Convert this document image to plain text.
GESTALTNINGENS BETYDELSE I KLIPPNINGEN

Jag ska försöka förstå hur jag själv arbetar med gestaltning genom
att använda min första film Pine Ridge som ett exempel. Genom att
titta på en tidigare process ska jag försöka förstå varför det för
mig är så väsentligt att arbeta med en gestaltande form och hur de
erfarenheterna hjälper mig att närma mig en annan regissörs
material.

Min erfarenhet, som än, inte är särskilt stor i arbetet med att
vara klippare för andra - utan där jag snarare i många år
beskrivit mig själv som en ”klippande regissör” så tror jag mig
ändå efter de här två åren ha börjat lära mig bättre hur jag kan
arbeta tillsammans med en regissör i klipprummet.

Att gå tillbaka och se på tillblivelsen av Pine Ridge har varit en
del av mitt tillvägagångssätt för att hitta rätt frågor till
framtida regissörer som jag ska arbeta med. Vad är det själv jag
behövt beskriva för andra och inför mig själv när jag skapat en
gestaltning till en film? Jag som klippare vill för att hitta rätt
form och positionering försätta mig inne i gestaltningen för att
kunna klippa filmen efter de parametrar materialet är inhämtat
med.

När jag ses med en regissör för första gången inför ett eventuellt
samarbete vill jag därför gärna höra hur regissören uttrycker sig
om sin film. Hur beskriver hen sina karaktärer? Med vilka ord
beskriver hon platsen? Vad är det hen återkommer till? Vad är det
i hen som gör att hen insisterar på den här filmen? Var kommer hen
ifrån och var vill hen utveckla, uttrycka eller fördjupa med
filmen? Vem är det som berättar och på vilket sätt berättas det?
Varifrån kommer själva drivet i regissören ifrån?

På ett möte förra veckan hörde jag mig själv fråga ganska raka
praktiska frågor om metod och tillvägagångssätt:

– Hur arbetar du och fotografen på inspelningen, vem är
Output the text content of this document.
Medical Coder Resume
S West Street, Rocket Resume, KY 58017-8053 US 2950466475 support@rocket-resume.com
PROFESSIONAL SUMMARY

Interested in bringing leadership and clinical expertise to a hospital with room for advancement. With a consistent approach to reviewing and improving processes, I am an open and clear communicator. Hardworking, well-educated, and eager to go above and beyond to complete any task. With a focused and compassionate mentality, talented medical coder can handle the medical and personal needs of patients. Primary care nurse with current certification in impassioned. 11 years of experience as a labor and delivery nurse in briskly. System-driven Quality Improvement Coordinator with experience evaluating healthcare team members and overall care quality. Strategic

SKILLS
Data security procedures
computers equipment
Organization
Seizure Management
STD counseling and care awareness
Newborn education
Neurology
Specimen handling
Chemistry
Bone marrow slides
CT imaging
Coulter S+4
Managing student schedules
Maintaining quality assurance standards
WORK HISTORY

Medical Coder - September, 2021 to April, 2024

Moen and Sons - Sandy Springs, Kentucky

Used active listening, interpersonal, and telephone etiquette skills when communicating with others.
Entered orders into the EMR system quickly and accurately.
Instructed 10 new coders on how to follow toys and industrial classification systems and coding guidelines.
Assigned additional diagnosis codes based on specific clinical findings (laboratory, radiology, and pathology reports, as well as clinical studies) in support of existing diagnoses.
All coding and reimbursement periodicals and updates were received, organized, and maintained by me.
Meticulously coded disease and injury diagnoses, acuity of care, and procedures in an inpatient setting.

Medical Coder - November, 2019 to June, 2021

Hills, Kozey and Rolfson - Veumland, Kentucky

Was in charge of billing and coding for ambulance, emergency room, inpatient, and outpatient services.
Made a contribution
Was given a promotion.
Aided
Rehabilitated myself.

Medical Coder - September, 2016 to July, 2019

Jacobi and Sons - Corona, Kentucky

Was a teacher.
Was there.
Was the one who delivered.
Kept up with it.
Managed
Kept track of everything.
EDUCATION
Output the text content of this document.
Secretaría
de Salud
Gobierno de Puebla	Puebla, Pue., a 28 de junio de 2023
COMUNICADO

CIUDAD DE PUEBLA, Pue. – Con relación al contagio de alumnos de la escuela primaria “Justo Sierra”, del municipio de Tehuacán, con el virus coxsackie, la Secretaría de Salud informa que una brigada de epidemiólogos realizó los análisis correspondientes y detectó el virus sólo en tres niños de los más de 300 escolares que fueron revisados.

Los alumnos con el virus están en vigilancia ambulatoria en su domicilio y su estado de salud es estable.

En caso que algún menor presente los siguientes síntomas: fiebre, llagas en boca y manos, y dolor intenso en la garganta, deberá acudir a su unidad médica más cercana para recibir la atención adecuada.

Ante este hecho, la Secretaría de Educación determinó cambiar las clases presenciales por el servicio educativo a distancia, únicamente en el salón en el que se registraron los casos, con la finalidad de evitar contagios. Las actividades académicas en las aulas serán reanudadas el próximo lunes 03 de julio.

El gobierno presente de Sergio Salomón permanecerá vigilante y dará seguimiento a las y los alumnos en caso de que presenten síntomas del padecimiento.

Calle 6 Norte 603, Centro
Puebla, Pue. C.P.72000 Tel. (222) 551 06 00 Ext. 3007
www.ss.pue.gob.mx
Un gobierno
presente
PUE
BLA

━━━━━━━━━━━━━━━━

Go through the records above and return every line that holds the string "diagnoses".

_THE COMPLETED TASK:_
Assigned additional diagnosis codes based on specific clinical findings (laboratory, radiology, and pathology reports, as well as clinical studies) in support of existing diagnoses.
Meticulously coded disease and injury diagnoses, acuity of care, and procedures in an inpatient setting.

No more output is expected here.